# EXERCISE INSTRUCTIONS
Reproduce all of the data that follows, character for character.

━━━━━ ENTRIES PROVIDED ━━━━━

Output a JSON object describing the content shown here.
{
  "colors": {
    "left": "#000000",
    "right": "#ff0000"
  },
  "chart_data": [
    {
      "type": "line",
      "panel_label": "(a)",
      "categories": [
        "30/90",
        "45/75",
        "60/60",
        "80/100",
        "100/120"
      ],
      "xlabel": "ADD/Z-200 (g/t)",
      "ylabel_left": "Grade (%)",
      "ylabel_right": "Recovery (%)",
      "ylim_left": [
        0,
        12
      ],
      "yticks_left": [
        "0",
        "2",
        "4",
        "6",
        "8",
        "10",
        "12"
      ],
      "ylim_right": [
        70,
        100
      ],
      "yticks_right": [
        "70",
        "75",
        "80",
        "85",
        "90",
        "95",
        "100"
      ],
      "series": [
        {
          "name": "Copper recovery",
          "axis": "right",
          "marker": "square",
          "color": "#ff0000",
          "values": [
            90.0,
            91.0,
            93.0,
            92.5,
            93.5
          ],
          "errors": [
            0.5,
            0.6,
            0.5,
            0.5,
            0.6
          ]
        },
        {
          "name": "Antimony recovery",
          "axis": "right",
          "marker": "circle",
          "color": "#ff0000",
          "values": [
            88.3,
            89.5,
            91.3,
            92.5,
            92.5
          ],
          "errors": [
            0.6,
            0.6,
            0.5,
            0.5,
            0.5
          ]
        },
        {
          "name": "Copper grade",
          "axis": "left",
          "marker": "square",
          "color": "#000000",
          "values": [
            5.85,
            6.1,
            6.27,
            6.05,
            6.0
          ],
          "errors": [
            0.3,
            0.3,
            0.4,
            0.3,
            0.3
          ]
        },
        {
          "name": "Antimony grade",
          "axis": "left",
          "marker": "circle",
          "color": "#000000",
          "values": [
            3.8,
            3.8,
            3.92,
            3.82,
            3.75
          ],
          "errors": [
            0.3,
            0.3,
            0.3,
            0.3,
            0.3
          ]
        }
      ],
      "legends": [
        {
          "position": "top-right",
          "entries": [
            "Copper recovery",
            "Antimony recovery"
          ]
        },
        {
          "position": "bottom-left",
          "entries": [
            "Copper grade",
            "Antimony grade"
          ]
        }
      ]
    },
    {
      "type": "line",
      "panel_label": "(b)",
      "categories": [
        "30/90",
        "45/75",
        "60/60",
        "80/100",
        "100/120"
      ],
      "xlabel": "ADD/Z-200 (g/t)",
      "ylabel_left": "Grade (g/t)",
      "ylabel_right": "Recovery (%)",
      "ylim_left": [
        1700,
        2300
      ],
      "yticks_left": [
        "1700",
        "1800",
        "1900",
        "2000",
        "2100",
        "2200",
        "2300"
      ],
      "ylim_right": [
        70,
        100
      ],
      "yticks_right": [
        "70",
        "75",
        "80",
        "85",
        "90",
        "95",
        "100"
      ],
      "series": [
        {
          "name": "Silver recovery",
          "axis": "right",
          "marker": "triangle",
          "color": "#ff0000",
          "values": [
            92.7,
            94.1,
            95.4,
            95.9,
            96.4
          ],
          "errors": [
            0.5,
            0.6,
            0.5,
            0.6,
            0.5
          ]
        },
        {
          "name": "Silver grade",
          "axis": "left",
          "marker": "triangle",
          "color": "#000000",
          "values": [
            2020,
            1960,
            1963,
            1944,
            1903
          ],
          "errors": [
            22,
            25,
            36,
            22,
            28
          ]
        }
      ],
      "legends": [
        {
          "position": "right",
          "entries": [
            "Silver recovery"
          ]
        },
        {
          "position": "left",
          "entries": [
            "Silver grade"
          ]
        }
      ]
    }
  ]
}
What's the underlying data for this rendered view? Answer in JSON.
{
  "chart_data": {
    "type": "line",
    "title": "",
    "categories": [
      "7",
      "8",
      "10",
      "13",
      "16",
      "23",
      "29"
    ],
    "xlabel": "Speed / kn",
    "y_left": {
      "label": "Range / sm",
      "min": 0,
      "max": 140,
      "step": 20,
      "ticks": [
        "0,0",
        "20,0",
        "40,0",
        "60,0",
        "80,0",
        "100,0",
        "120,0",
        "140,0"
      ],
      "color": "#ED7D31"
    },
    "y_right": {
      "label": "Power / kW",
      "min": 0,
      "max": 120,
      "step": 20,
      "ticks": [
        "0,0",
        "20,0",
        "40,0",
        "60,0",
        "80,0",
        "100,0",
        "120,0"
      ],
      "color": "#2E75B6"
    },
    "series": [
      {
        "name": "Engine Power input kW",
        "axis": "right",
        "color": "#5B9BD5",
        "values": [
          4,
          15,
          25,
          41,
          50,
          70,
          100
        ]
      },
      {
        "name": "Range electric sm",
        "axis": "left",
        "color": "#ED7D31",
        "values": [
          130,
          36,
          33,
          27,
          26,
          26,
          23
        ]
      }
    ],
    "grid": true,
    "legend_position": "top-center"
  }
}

━━━━━

# COMPLETED EXERCISE
Output a JSON object describing the content shown here.
{
  "colors": {
    "left": "#000000",
    "right": "#ff0000"
  },
  "chart_data": [
    {
      "type": "line",
      "panel_label": "(a)",
      "categories": [
        "30/90",
        "45/75",
        "60/60",
        "80/100",
        "100/120"
      ],
      "xlabel": "ADD/Z-200 (g/t)",
      "ylabel_left": "Grade (%)",
      "ylabel_right": "Recovery (%)",
      "ylim_left": [
        0,
        12
      ],
      "yticks_left": [
        "0",
        "2",
        "4",
        "6",
        "8",
        "10",
        "12"
      ],
      "ylim_right": [
        70,
        100
      ],
      "yticks_right": [
        "70",
        "75",
        "80",
        "85",
        "90",
        "95",
        "100"
      ],
      "series": [
        {
          "name": "Copper recovery",
          "axis": "right",
          "marker": "square",
          "color": "#ff0000",
          "values": [
            90.0,
            91.0,
            93.0,
            92.5,
            93.5
          ],
          "errors": [
            0.5,
            0.6,
            0.5,
            0.5,
            0.6
          ]
        },
        {
          "name": "Antimony recovery",
          "axis": "right",
          "marker": "circle",
          "color": "#ff0000",
          "values": [
            88.3,
            89.5,
            91.3,
            92.5,
            92.5
          ],
          "errors": [
            0.6,
            0.6,
            0.5,
            0.5,
            0.5
          ]
        },
        {
          "name": "Copper grade",
          "axis": "left",
          "marker": "square",
          "color": "#000000",
          "values": [
            5.85,
            6.1,
            6.27,
            6.05,
            6.0
          ],
          "errors": [
            0.3,
            0.3,
            0.4,
            0.3,
            0.3
          ]
        },
        {
          "name": "Antimony grade",
          "axis": "left",
          "marker": "circle",
          "color": "#000000",
          "values": [
            3.8,
            3.8,
            3.92,
            3.82,
            3.75
          ],
          "errors": [
            0.3,
            0.3,
            0.3,
            0.3,
            0.3
          ]
        }
      ],
      "legends": [
        {
          "position": "top-right",
          "entries": [
            "Copper recovery",
            "Antimony recovery"
          ]
        },
        {
          "position": "bottom-left",
          "entries": [
            "Copper grade",
            "Antimony grade"
          ]
        }
      ]
    },
    {
      "type": "line",
      "panel_label": "(b)",
      "categories": [
        "30/90",
        "45/75",
        "60/60",
        "80/100",
        "100/120"
      ],
      "xlabel": "ADD/Z-200 (g/t)",
      "ylabel_left": "Grade (g/t)",
      "ylabel_right": "Recovery (%)",
      "ylim_left": [
        1700,
        2300
      ],
      "yticks_left": [
        "1700",
        "1800",
        "1900",
        "2000",
        "2100",
        "2200",
        "2300"
      ],
      "ylim_right": [
        70,
        100
      ],
      "yticks_right": [
        "70",
        "75",
        "80",
        "85",
        "90",
        "95",
        "100"
      ],
      "series": [
        {
          "name": "Silver recovery",
          "axis": "right",
          "marker": "triangle",
          "color": "#ff0000",
          "values": [
            92.7,
            94.1,
            95.4,
            95.9,
            96.4
          ],
          "errors": [
            0.5,
            0.6,
            0.5,
            0.6,
            0.5
          ]
        },
        {
          "name": "Silver grade",
          "axis": "left",
          "marker": "triangle",
          "color": "#000000",
          "values": [
            2020,
            1960,
            1963,
            1944,
            1903
          ],
          "errors": [
            22,
            25,
            36,
            22,
            28
          ]
        }
      ],
      "legends": [
        {
          "position": "right",
          "entries": [
            "Silver recovery"
          ]
        },
        {
          "position": "left",
          "entries": [
            "Silver grade"
          ]
        }
      ]
    }
  ]
}
What's the underlying data for this rendered view? Answer in JSON.
{
  "chart_data": {
    "type": "line",
    "title": "",
    "categories": [
      "7",
      "8",
      "10",
      "13",
      "16",
      "23",
      "29"
    ],
    "xlabel": "Speed / kn",
    "y_left": {
      "label": "Range / sm",
      "min": 0,
      "max": 140,
      "step": 20,
      "ticks": [
        "0,0",
        "20,0",
        "40,0",
        "60,0",
        "80,0",
        "100,0",
        "120,0",
        "140,0"
      ],
      "color": "#ED7D31"
    },
    "y_right": {
      "label": "Power / kW",
      "min": 0,
      "max": 120,
      "step": 20,
      "ticks": [
        "0,0",
        "20,0",
        "40,0",
        "60,0",
        "80,0",
        "100,0",
        "120,0"
      ],
      "color": "#2E75B6"
    },
    "series": [
      {
        "name": "Engine Power input kW",
        "axis": "right",
        "color": "#5B9BD5",
        "values": [
          4,
          15,
          25,
          41,
          50,
          70,
          100
        ]
      },
      {
        "name": "Range electric sm",
        "axis": "left",
        "color": "#ED7D31",
        "values": [
          130,
          36,
          33,
          27,
          26,
          26,
          23
        ]
      }
    ],
    "grid": true,
    "legend_position": "top-center"
  }
}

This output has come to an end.